> Exercise instructions: Return the items unchanged, character for character, starting at the first line and ending with the line that contains "983, 533, 1006]". Include both of these lines.
# START OF Supplied records
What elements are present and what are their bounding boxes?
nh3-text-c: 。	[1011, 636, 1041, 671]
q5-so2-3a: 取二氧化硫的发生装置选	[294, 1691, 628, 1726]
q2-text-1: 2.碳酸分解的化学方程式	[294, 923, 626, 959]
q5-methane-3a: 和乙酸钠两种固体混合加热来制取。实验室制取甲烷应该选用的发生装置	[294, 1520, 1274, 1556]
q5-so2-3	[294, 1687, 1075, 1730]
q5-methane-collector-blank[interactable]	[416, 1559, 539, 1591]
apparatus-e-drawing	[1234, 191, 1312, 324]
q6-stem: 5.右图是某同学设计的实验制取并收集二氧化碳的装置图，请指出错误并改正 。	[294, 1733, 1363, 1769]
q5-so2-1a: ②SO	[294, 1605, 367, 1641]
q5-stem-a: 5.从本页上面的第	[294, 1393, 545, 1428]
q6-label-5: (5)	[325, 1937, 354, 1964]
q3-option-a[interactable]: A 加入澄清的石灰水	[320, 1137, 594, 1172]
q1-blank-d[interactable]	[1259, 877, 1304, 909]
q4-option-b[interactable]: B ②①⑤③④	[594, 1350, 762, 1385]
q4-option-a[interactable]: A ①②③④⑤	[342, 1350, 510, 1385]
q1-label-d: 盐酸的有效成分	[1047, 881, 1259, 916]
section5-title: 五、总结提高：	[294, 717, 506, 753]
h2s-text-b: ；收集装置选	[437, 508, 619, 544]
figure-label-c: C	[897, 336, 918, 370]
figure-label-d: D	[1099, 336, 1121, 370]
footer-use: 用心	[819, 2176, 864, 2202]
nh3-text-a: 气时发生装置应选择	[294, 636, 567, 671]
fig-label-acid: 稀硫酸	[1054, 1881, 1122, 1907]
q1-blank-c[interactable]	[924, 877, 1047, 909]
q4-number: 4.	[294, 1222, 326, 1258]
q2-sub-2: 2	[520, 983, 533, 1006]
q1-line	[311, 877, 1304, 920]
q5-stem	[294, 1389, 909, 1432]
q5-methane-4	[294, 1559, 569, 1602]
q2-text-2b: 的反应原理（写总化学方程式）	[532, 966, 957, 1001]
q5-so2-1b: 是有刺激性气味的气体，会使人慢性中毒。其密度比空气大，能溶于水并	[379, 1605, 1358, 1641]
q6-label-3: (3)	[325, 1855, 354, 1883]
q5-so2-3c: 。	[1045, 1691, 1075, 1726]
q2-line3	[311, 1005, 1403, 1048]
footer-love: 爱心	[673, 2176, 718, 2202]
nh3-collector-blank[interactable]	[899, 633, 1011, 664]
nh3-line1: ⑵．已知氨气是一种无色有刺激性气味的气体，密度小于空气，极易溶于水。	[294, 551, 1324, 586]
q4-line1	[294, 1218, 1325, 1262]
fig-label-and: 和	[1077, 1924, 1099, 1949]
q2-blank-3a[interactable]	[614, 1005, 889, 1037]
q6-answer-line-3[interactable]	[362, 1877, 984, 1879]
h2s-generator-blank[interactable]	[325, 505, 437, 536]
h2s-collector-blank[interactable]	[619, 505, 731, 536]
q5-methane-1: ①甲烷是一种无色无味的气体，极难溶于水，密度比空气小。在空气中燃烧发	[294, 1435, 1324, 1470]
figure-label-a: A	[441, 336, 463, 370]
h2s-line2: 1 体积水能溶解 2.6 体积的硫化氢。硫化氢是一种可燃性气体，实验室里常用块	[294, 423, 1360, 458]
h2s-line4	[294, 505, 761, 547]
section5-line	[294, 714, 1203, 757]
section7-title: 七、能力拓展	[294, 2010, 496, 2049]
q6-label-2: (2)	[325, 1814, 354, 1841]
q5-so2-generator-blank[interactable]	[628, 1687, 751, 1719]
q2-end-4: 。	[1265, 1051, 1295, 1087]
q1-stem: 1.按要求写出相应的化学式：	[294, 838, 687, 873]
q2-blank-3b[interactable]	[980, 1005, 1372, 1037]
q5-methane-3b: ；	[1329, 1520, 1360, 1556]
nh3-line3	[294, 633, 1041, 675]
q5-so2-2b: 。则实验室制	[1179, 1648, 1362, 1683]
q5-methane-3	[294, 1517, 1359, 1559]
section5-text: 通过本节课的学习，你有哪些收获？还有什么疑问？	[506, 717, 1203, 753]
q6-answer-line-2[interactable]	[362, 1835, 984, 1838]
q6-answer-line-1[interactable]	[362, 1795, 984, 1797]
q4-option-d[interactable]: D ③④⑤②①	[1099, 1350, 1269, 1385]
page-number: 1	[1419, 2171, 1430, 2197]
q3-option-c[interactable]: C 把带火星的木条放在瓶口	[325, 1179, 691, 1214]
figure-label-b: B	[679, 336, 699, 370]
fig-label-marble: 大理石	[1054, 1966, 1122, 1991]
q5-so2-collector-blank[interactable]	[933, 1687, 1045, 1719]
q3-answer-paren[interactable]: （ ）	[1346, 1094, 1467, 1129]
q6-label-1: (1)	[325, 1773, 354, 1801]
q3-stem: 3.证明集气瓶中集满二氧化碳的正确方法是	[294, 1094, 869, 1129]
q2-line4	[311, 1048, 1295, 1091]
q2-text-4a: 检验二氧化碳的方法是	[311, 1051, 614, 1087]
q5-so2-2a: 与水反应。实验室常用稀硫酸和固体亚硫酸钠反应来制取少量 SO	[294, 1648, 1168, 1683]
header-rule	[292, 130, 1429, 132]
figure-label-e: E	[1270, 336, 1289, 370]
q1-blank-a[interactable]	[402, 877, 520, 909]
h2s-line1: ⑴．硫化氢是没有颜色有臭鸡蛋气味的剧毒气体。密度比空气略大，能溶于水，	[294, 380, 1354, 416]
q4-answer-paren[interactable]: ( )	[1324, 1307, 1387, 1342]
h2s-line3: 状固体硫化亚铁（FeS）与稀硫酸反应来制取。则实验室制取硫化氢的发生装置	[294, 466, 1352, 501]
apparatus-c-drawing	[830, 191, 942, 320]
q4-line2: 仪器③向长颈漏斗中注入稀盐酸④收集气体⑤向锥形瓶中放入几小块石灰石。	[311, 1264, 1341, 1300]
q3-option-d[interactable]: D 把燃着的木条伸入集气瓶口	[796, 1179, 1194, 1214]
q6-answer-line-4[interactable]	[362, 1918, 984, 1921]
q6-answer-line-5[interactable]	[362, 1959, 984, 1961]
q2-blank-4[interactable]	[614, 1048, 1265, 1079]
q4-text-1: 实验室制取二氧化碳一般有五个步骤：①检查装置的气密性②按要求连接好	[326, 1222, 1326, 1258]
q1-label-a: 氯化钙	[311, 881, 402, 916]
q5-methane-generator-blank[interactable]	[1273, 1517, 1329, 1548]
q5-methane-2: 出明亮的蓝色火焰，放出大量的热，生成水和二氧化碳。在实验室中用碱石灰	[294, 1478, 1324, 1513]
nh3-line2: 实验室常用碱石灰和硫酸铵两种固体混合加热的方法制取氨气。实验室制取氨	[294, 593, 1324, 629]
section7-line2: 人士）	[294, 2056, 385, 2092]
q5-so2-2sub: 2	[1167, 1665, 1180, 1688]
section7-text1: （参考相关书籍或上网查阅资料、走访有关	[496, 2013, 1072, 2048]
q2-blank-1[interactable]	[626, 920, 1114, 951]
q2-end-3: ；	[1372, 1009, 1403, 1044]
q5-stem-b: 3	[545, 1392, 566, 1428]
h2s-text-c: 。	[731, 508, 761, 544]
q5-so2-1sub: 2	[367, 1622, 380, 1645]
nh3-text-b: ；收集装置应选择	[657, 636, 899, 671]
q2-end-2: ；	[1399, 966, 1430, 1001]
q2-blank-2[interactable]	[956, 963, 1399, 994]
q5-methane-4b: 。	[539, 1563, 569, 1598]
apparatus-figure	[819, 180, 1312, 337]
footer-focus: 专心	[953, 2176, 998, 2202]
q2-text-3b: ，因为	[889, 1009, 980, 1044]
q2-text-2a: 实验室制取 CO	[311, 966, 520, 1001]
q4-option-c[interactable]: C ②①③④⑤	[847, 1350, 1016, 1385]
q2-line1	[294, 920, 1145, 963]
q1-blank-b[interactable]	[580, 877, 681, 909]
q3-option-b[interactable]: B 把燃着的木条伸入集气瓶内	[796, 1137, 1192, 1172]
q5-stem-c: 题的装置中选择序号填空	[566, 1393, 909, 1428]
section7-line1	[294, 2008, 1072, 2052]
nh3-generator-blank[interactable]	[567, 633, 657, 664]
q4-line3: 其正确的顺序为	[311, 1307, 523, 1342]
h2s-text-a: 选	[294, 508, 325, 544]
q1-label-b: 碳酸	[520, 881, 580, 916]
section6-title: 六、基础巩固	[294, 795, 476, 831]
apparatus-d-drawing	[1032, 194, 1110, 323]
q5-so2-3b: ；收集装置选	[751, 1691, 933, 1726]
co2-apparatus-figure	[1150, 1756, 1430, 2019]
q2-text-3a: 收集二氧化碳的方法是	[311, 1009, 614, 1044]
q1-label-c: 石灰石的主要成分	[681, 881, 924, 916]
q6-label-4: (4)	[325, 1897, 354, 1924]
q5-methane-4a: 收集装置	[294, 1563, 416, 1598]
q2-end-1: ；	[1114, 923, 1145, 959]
# END OF Supplied records
> Response to the exercise:
What elements are present and what are their bounding boxes?
nh3-text-c: 。	[1011, 636, 1041, 671]
q5-so2-3a: 取二氧化硫的发生装置选	[294, 1691, 628, 1726]
q2-text-1: 2.碳酸分解的化学方程式	[294, 923, 626, 959]
q5-methane-3a: 和乙酸钠两种固体混合加热来制取。实验室制取甲烷应该选用的发生装置	[294, 1520, 1274, 1556]
q5-so2-3	[294, 1687, 1075, 1730]
q5-methane-collector-blank[interactable]	[416, 1559, 539, 1591]
apparatus-e-drawing	[1234, 191, 1312, 324]
q6-stem: 5.右图是某同学设计的实验制取并收集二氧化碳的装置图，请指出错误并改正 。	[294, 1733, 1363, 1769]
q5-so2-1a: ②SO	[294, 1605, 367, 1641]
q5-stem-a: 5.从本页上面的第	[294, 1393, 545, 1428]
q6-label-5: (5)	[325, 1937, 354, 1964]
q3-option-a[interactable]: A 加入澄清的石灰水	[320, 1137, 594, 1172]
q1-blank-d[interactable]	[1259, 877, 1304, 909]
q4-option-b[interactable]: B ②①⑤③④	[594, 1350, 762, 1385]
q4-option-a[interactable]: A ①②③④⑤	[342, 1350, 510, 1385]
q1-label-d: 盐酸的有效成分	[1047, 881, 1259, 916]
section5-title: 五、总结提高：	[294, 717, 506, 753]
h2s-text-b: ；收集装置选	[437, 508, 619, 544]
figure-label-c: C	[897, 336, 918, 370]
figure-label-d: D	[1099, 336, 1121, 370]
footer-use: 用心	[819, 2176, 864, 2202]
nh3-text-a: 气时发生装置应选择	[294, 636, 567, 671]
fig-label-acid: 稀硫酸	[1054, 1881, 1122, 1907]
q1-blank-c[interactable]	[924, 877, 1047, 909]
q4-number: 4.	[294, 1222, 326, 1258]
q2-sub-2: 2	[520, 983, 533, 1006]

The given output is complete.